> _Description of the task_
Determine how many lines include "которого". Give the number and nothing else.

> _Provided records_
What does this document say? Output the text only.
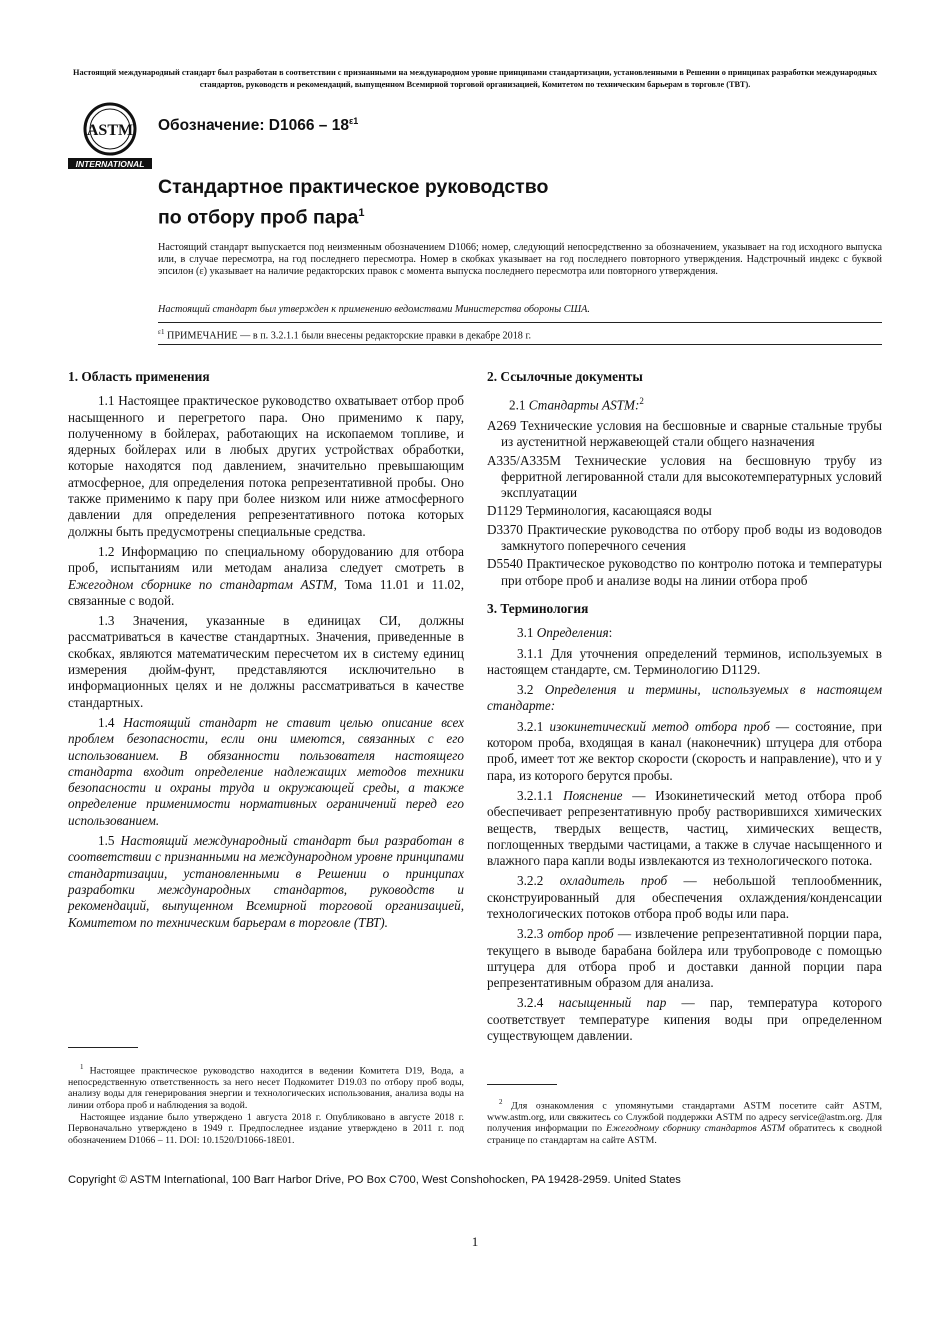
Настоящий международный стандарт был разработан в соответствии с признанными на международном уровне принципами стандартизации, установленными в Решении о принципах разработки международных стандартов, руководств и рекомендаций, выпущенном Всемирной торговой организацией, Комитетом по техническим барьерам в торговле (ТВТ).
ASTM
INTERNATIONAL
Обозначение: $D1066 - 18^{\varepsilon 1}$
Стандартное практическое руководство
по отбору проб пара$^1$
Настоящий стандарт выпускается под неизменным обозначением D1066; номер, следующий непосредственно за обозначением, указывает на год исходного выпуска или, в случае пересмотра, на год последнего пересмотра. Номер в скобках указывает на год последнего повторного утверждения. Надстрочный индекс с буквой эпсилон (ε) указывает на наличие редакторских правок с момента выпуска последнего пересмотра или повторного утверждения.
Настоящий стандарт был утвержден к применению ведомствами Министерства обороны США.
$^{\varepsilon 1}$ ПРИМЕЧАНИЕ — в п. 3.2.1.1 были внесены редакторские правки в декабре 2018 г.
1. Область применения

1.1 Настоящее практическое руководство охватывает отбор проб насыщенного и перегретого пара. Оно применимо к пару, полученному в бойлерах, работающих на ископаемом топливе, и ядерных бойлерах или в любых других устройствах обработки, которые находятся под давлением, значительно превышающим атмосферное, для определения потока репрезентативной пробы. Оно также применимо к пару при более низком или ниже атмосферного давлении для определения репрезентативного потока которых должны быть предусмотрены специальные средства.

1.2 Информацию по специальному оборудованию для отбора проб, испытаниям или методам анализа следует смотреть в Ежегодном сборнике по стандартам ASTM, Тома 11.01 и 11.02, связанные с водой.

1.3 Значения, указанные в единицах СИ, должны рассматриваться в качестве стандартных. Значения, приведенные в скобках, являются математическим пересчетом их в систему единиц измерения дюйм-фунт, представляются исключительно в информационных целях и не должны рассматриваться в качестве стандартных.

1.4 Настоящий стандарт не ставит целью описание всех проблем безопасности, если они имеются, связанных с его использованием. В обязанности пользователя настоящего стандарта входит определение надлежащих методов техники безопасности и охраны труда и окружающей среды, а также определение применимости нормативных ограничений перед его использованием.

1.5 Настоящий международный стандарт был разработан в соответствии с признанными на международном уровне принципами стандартизации, установленными в Решении о принципах разработки международных стандартов, руководств и рекомендаций, выпущенном Всемирной торговой организацией, Комитетом по техническим барьерам в торговле (ТВТ).

$^1$ Настоящее практическое руководство находится в ведении Комитета D19, Вода, а непосредственную ответственность за него несет Подкомитет D19.03 по отбору проб воды, анализу воды для генерирования энергии и технологических использования, анализа воды на линии отбора проб и наблюдения за водой.

Настоящее издание было утверждено 1 августа 2018 г. Опубликовано в августе 2018 г. Первоначально утверждено в 1949 г. Предпоследнее издание утверждено в 2011 г. под обозначением D1066 – 11. DOI: 10.1520/D1066-18E01.

2. Ссылочные документы

2.1 Стандарты ASTM:$^2$

A269 Технические условия на бесшовные и сварные стальные трубы из аустенитной нержавеющей стали общего назначения

A335/A335M Технические условия на бесшовную трубу из ферритной легированной стали для высокотемпературных условий эксплуатации

D1129 Терминология, касающаяся воды

D3370 Практические руководства по отбору проб воды из водоводов замкнутого поперечного сечения

D5540 Практическое руководство по контролю потока и температуры при отборе проб и анализе воды на линии отбора проб

3. Терминология

3.1 Определения:

3.1.1 Для уточнения определений терминов, используемых в настоящем стандарте, см. Терминологию D1129.

3.2 Определения и термины, используемых в настоящем стандарте:

3.2.1 изокинетический метод отбора проб — состояние, при котором проба, входящая в канал (наконечник) штуцера для отбора проб, имеет тот же вектор скорости (скорость и направление), что и у пара, из которого берутся пробы.

3.2.1.1 Пояснение — Изокинетический метод отбора проб обеспечивает репрезентативную пробу растворившихся химических веществ, твердых веществ, частиц, химических веществ, поглощенных твердыми частицами, а также в случае насыщенного и влажного пара капли воды извлекаются из технологического потока.

3.2.2 охладитель проб — небольшой теплообменник, сконструированный для обеспечения охлаждения/конденсации технологических потоков отбора проб воды или пара.

3.2.3 отбор проб — извлечение репрезентативной порции пара, текущего в выводе барабана бойлера или трубопроводе с помощью штуцера для отбора проб и доставки данной порции пара репрезентативным образом для анализа.

3.2.4 насыщенный пар — пар, температура которого соответствует температуре кипения воды при определенном существующем давлении.

$^2$ Для ознакомления с упомянутыми стандартами ASTM посетите сайт ASTM, www.astm.org, или свяжитесь со Службой поддержки ASTM по адресу service@astm.org. Для получения информации по Ежегодному сборнику стандартов ASTM обратитесь к сводной странице по стандартам на сайте ASTM.

Copyright © ASTM International, 100 Barr Harbor Drive, PO Box C700, West Conshohocken, PA 19428-2959. United States
1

> _Output of the task_
2